* **MATERIAL FOR THIS TASK**:
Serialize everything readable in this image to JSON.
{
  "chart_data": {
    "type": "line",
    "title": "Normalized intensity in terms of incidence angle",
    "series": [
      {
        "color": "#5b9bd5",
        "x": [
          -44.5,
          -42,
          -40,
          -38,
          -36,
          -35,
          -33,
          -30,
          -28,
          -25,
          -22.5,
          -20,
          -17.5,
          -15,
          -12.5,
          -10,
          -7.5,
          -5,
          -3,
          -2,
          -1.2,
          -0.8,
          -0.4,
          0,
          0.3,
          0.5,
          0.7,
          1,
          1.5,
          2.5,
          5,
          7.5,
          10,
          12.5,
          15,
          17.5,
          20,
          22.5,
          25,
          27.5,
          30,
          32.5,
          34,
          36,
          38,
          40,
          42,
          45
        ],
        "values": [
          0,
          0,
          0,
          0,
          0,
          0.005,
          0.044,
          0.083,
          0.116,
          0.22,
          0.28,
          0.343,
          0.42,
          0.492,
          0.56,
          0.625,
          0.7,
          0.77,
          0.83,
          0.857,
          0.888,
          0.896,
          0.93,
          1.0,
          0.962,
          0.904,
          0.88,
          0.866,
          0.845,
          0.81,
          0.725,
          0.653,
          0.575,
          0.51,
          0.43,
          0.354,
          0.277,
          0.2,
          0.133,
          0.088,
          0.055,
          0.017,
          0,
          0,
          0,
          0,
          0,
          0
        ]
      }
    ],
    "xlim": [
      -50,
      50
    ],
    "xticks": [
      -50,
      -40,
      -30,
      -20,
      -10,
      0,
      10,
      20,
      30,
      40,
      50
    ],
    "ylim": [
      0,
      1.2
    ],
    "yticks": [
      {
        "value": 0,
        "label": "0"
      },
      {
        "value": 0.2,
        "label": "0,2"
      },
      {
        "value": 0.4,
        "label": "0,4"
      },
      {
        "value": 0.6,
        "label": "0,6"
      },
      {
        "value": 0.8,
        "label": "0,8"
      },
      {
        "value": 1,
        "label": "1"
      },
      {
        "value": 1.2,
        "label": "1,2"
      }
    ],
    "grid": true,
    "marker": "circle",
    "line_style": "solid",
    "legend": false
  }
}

* **INSTRUCTION**:
State the number of lines in the records that contain the string "label", and nothing more.

* **REPLY TO THE EXERCISE**:
7